(What is required) From the listing below, pull out all lines with "this" in them.

(Dataset extract)
--- start ---

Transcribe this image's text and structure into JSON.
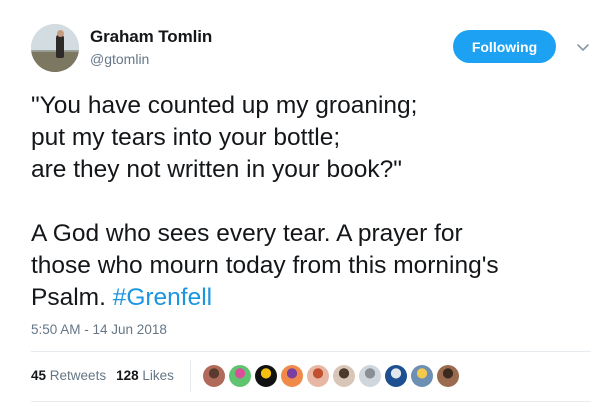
{
  "author": {
    "name": "Graham Tomlin",
    "handle": "@gtomlin"
  },
  "follow_button": {
    "label": "Following"
  },
  "tweet": {
    "text_main": "\"You have counted up my groaning;\nput my tears into your bottle;\nare they not written in your book?\"\n\nA God who sees every tear. A prayer for\nthose who mourn today from this morning's\nPsalm. ",
    "hashtag": "#Grenfell"
  },
  "timestamp": "5:50 AM - 14 Jun 2018",
  "stats": {
    "retweets_count": "45",
    "retweets_label": "Retweets",
    "likes_count": "128",
    "likes_label": "Likes"
  },
  "likers": [
    {
      "color": "#b06a5a",
      "accent": "#5a3a30"
    },
    {
      "color": "#5fc36f",
      "accent": "#d94f9c"
    },
    {
      "color": "#111111",
      "accent": "#f4c20d"
    },
    {
      "color": "#f08a4b",
      "accent": "#7a3fa0"
    },
    {
      "color": "#e7b7a4",
      "accent": "#c0502f"
    },
    {
      "color": "#d8c7b8",
      "accent": "#4b3a2e"
    },
    {
      "color": "#cfd6dc",
      "accent": "#8a8f95"
    },
    {
      "color": "#1d4f91",
      "accent": "#e0e6ee"
    },
    {
      "color": "#6c8fb3",
      "accent": "#f2c94c"
    },
    {
      "color": "#9a6b4f",
      "accent": "#3b2a20"
    }
  ]
}
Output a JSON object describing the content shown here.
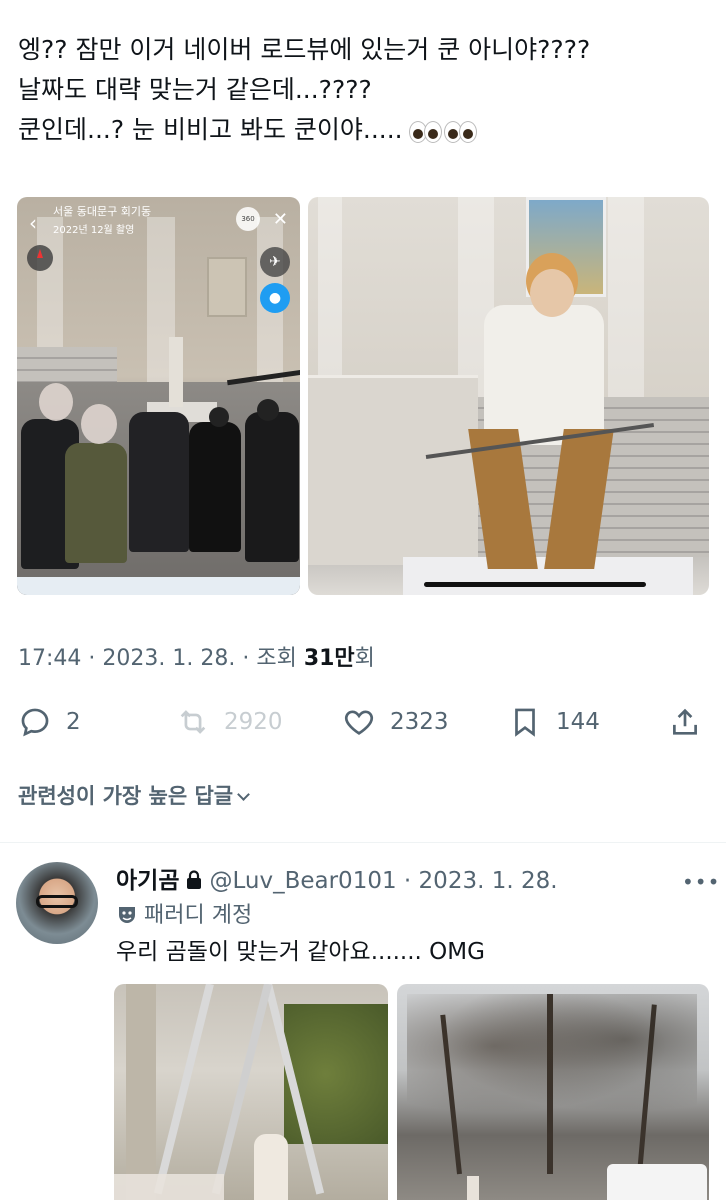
{
  "tweet": {
    "lines": [
      "엥?? 잠만 이거 네이버 로드뷰에 있는거 쿤 아니야????",
      "날짜도 대략 맞는거 같은데...????",
      "쿤인데...? 눈 비비고 봐도 쿤이야....."
    ],
    "emoji_icon": "eyes-emoji"
  },
  "photo1": {
    "location": "서울 동대문구 회기동",
    "date": "2022년 12월 촬영",
    "badge_360": "360"
  },
  "meta": {
    "time": "17:44",
    "date": "2023. 1. 28.",
    "views_label": "조회",
    "views_value": "31만",
    "views_unit": "회"
  },
  "actions": {
    "replies": "2",
    "retweets": "2920",
    "likes": "2323",
    "bookmarks": "144"
  },
  "sort_label": "관련성이 가장 높은 답글",
  "reply": {
    "name": "아기곰",
    "handle": "@Luv_Bear0101",
    "date": "2023. 1. 28.",
    "parody_label": "패러디 계정",
    "text": "우리 곰돌이 맞는거 같아요....... OMG"
  },
  "colors": {
    "text": "#0f1419",
    "secondary": "#536471",
    "divider": "#eff3f4",
    "retweet_disabled": "#c7cdd1"
  }
}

--- end ---

(Full solution)
Transcribe this image's text and structure into JSON.
    "text_main": "\"You have counted up my groaning;\nput my tears into your bottle;\nare they not written in your book?\"\n\nA God who sees every tear. A prayer for\nthose who mourn today from this morning's\nPsalm. ",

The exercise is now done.